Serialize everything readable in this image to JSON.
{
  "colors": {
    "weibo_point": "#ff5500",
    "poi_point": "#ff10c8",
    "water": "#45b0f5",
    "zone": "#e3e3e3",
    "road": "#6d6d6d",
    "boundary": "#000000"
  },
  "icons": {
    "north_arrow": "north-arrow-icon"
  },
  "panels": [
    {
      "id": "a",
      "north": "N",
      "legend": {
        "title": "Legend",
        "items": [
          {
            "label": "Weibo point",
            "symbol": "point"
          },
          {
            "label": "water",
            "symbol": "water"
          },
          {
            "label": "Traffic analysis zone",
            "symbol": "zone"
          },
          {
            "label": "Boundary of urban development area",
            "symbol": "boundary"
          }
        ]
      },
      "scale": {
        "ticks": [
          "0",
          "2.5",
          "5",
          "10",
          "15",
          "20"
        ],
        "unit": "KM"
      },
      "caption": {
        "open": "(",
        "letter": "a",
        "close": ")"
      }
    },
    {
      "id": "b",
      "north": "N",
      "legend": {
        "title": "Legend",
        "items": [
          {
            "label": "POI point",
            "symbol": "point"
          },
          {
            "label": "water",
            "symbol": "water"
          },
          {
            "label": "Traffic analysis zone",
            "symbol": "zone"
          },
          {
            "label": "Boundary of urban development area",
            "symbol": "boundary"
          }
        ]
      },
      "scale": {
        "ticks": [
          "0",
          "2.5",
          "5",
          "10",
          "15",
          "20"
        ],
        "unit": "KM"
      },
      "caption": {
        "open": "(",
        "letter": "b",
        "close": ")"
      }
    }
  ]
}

● **TASK REQUIREMENTS**: Each entry above is to be quoted exactly.

● **COMPLETE ANSWER**:
Serialize everything readable in this image to JSON.
{
  "colors": {
    "weibo_point": "#ff5500",
    "poi_point": "#ff10c8",
    "water": "#45b0f5",
    "zone": "#e3e3e3",
    "road": "#6d6d6d",
    "boundary": "#000000"
  },
  "icons": {
    "north_arrow": "north-arrow-icon"
  },
  "panels": [
    {
      "id": "a",
      "north": "N",
      "legend": {
        "title": "Legend",
        "items": [
          {
            "label": "Weibo point",
            "symbol": "point"
          },
          {
            "label": "water",
            "symbol": "water"
          },
          {
            "label": "Traffic analysis zone",
            "symbol": "zone"
          },
          {
            "label": "Boundary of urban development area",
            "symbol": "boundary"
          }
        ]
      },
      "scale": {
        "ticks": [
          "0",
          "2.5",
          "5",
          "10",
          "15",
          "20"
        ],
        "unit": "KM"
      },
      "caption": {
        "open": "(",
        "letter": "a",
        "close": ")"
      }
    },
    {
      "id": "b",
      "north": "N",
      "legend": {
        "title": "Legend",
        "items": [
          {
            "label": "POI point",
            "symbol": "point"
          },
          {
            "label": "water",
            "symbol": "water"
          },
          {
            "label": "Traffic analysis zone",
            "symbol": "zone"
          },
          {
            "label": "Boundary of urban development area",
            "symbol": "boundary"
          }
        ]
      },
      "scale": {
        "ticks": [
          "0",
          "2.5",
          "5",
          "10",
          "15",
          "20"
        ],
        "unit": "KM"
      },
      "caption": {
        "open": "(",
        "letter": "b",
        "close": ")"
      }
    }
  ]
}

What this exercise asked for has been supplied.